To be done:
Identify and copy all lines of the material where the string "Avenue" is found.
####
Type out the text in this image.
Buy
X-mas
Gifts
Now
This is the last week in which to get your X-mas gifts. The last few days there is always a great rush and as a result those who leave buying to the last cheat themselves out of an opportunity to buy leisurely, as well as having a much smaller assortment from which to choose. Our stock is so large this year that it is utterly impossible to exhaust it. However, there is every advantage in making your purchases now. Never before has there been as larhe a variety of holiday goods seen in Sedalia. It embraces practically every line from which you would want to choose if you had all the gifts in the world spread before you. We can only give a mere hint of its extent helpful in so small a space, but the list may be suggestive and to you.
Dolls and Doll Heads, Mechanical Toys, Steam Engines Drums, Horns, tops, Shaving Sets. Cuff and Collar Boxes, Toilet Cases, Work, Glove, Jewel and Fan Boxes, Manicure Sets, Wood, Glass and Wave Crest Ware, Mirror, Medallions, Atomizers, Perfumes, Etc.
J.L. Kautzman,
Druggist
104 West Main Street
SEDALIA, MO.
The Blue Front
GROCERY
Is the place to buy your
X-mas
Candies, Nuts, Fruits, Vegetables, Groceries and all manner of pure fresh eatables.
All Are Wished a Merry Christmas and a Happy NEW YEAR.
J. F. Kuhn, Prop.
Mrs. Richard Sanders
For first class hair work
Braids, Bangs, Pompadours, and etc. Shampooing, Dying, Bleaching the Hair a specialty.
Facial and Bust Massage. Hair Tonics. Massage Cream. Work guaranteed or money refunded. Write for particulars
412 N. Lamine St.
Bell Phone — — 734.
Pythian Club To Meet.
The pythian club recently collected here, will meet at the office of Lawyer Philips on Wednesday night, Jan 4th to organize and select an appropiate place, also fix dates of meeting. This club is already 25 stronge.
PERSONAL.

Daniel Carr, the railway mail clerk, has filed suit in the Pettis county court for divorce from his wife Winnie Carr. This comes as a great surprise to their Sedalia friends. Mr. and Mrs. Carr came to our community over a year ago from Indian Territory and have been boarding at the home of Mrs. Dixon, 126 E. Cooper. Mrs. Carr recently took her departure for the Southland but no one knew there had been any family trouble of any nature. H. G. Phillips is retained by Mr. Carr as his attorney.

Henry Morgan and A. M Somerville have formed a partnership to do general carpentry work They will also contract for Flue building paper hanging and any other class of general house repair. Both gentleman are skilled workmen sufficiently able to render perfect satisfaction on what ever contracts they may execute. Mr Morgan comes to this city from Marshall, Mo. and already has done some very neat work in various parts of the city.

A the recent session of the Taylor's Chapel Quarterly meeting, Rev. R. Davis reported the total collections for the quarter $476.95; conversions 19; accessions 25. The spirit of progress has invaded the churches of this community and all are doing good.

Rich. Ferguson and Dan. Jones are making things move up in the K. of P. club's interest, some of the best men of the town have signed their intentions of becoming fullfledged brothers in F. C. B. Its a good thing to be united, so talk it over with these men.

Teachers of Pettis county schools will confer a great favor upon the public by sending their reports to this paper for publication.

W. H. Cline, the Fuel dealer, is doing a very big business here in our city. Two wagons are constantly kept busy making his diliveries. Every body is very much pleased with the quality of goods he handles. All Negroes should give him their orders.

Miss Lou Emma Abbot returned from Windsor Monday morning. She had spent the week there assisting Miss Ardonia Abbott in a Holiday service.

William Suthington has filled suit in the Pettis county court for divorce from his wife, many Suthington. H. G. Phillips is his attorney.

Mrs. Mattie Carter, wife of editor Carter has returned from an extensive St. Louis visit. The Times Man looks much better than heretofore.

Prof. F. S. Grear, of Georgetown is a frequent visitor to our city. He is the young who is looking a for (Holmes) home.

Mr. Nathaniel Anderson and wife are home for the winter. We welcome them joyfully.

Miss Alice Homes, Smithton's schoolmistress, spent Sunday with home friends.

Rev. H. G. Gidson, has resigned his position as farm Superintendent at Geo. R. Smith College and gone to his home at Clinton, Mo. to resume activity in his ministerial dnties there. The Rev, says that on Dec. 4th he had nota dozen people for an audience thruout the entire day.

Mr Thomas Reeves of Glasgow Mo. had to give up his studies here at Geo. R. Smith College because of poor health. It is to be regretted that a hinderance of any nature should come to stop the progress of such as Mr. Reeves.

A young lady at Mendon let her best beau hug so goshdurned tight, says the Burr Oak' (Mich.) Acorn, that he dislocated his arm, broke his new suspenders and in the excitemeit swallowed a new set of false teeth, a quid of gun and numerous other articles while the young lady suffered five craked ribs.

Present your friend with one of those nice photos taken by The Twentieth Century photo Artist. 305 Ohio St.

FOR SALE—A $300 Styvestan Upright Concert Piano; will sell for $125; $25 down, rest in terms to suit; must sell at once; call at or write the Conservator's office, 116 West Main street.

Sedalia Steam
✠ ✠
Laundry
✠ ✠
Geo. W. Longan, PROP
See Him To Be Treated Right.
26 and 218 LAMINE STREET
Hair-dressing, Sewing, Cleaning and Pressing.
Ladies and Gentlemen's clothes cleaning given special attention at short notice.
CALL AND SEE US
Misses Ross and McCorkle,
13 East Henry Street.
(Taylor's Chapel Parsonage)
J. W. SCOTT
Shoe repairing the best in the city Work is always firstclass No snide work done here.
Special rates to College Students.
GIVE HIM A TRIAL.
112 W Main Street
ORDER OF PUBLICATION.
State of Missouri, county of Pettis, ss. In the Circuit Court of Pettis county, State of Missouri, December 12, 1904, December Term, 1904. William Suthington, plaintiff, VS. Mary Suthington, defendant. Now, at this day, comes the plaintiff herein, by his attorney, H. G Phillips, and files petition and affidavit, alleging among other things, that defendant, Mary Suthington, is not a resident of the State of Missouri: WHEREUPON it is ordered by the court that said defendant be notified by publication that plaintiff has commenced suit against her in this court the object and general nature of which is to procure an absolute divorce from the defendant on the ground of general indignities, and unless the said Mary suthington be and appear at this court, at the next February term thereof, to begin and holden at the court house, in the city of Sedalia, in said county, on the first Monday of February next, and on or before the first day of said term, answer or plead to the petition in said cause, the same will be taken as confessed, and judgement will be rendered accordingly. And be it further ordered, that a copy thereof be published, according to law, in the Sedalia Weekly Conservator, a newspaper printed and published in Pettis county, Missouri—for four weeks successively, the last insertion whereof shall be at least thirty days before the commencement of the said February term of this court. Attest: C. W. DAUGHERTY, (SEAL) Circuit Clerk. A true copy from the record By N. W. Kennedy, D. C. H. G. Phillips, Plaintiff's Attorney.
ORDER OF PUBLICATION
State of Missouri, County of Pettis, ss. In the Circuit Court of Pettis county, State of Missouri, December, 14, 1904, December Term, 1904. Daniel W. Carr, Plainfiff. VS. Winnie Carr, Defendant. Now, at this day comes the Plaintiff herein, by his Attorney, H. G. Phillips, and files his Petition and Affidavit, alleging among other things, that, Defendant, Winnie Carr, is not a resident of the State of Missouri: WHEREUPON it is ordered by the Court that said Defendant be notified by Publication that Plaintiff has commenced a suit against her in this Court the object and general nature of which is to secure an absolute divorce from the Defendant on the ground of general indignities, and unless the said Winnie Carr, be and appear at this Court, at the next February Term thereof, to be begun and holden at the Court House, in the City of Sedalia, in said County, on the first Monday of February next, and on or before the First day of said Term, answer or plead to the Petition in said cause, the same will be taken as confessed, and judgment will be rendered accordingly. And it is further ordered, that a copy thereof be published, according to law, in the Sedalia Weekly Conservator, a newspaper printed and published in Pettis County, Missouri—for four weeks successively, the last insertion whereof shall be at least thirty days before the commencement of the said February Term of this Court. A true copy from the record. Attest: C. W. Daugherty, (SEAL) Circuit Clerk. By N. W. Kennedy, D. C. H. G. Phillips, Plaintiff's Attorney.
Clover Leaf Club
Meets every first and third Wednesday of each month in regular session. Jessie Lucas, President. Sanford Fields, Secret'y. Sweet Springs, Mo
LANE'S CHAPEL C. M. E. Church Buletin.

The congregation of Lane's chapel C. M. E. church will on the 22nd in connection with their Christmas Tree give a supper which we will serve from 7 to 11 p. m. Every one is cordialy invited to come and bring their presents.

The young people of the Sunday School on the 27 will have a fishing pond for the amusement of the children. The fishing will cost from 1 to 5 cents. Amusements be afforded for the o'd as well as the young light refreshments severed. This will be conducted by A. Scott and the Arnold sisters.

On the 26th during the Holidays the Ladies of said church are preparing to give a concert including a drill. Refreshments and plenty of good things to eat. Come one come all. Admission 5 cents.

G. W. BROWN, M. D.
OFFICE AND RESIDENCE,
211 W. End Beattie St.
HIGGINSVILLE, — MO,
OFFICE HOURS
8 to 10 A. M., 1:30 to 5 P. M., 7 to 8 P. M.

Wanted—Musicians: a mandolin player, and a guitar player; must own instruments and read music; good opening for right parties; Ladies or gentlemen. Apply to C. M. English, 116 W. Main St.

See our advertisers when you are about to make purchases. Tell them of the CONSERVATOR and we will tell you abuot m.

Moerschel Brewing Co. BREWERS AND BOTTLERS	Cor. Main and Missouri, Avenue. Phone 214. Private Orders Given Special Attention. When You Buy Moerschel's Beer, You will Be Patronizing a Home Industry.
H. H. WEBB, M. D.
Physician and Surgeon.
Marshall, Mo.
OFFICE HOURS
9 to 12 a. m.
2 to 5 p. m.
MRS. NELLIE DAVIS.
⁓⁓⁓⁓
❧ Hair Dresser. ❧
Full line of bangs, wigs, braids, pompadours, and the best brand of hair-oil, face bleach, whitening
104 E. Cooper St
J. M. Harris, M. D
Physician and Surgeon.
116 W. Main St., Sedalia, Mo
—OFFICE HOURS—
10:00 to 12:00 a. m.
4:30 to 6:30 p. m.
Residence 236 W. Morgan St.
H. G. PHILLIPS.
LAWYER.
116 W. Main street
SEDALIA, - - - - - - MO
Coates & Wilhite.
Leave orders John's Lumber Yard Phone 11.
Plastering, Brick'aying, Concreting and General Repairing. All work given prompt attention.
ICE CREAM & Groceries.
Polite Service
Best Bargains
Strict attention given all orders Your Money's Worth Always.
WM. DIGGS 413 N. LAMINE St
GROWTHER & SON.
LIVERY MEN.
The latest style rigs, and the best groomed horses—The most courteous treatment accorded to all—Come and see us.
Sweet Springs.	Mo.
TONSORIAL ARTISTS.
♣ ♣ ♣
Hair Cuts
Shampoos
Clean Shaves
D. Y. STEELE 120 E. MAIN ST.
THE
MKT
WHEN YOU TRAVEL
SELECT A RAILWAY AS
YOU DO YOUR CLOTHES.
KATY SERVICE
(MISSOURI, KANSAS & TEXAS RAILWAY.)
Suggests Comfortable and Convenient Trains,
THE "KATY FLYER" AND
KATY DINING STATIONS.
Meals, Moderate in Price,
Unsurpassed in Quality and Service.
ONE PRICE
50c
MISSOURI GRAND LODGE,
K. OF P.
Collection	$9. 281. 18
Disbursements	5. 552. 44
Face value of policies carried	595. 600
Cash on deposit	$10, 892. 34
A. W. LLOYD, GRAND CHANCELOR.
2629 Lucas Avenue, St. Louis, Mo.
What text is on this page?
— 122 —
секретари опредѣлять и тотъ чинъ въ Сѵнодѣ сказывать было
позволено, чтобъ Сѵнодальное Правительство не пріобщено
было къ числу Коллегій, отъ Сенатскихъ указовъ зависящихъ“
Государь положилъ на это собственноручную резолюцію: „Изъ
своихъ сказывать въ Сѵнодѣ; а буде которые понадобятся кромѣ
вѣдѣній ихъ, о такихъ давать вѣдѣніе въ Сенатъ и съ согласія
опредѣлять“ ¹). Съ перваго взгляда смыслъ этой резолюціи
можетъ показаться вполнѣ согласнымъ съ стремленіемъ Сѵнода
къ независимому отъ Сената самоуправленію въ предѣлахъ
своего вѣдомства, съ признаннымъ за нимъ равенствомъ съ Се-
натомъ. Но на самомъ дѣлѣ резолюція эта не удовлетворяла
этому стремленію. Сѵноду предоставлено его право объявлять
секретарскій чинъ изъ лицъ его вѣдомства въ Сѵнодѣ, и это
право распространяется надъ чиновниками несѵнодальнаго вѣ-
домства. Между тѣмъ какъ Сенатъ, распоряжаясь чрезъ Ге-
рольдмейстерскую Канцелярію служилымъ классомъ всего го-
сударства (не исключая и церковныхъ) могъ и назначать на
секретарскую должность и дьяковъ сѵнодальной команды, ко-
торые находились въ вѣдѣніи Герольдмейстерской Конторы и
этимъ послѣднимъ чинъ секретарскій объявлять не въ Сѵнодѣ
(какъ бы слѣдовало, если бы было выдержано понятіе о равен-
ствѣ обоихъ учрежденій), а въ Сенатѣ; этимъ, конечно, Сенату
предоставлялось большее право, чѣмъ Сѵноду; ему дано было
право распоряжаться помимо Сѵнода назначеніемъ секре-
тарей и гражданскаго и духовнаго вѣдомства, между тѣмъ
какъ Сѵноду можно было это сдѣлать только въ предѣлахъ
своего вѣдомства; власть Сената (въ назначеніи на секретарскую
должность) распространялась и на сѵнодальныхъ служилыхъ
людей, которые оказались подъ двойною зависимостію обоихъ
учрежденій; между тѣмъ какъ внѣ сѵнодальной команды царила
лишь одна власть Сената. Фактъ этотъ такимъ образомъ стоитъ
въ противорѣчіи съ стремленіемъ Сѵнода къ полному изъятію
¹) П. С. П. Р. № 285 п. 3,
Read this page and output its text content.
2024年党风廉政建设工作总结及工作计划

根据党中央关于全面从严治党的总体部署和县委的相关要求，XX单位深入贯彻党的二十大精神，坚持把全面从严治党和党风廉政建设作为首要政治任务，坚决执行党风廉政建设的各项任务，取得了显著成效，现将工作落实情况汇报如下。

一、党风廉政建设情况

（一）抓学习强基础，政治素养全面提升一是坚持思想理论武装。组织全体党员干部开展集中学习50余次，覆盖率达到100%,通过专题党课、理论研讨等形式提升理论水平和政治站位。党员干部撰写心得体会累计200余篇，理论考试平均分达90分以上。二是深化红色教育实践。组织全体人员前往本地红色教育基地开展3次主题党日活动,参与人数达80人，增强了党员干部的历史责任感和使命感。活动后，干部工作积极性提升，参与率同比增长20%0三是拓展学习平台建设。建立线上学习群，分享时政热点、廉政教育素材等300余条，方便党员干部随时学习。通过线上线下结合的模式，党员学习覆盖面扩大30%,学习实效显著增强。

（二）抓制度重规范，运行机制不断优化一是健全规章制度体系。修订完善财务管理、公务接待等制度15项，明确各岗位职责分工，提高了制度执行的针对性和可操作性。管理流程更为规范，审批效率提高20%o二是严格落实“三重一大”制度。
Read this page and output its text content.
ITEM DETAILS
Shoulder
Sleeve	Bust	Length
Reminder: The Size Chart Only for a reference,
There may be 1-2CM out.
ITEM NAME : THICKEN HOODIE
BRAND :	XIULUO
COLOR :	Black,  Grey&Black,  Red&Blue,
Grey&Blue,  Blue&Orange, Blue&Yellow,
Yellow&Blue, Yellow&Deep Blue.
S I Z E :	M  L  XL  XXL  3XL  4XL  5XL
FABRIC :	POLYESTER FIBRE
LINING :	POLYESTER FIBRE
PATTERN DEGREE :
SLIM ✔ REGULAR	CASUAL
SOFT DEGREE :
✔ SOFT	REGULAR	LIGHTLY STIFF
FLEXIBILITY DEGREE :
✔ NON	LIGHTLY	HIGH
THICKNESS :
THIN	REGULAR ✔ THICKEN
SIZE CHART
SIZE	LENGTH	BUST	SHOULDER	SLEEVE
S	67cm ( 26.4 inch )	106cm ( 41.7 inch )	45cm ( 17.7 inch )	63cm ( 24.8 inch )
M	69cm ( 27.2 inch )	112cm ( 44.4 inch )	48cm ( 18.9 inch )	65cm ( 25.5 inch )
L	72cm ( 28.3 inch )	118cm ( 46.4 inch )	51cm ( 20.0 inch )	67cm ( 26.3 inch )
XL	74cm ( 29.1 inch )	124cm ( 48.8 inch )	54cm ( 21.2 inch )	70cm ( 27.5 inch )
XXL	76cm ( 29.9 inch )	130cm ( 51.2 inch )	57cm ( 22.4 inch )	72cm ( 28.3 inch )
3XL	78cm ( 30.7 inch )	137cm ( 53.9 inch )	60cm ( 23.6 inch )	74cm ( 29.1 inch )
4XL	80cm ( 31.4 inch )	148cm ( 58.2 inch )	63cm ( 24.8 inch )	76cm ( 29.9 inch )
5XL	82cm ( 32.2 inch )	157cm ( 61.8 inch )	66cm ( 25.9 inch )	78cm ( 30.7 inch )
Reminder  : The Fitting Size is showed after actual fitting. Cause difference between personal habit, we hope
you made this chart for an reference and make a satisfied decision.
####
The result:
Moerschel Brewing Co. BREWERS AND BOTTLERS	Cor. Main and Missouri, Avenue. Phone 214. Private Orders Given Special Attention. When You Buy Moerschel's Beer, You will Be Patronizing a Home Industry.
2629 Lucas Avenue, St. Louis, Mo.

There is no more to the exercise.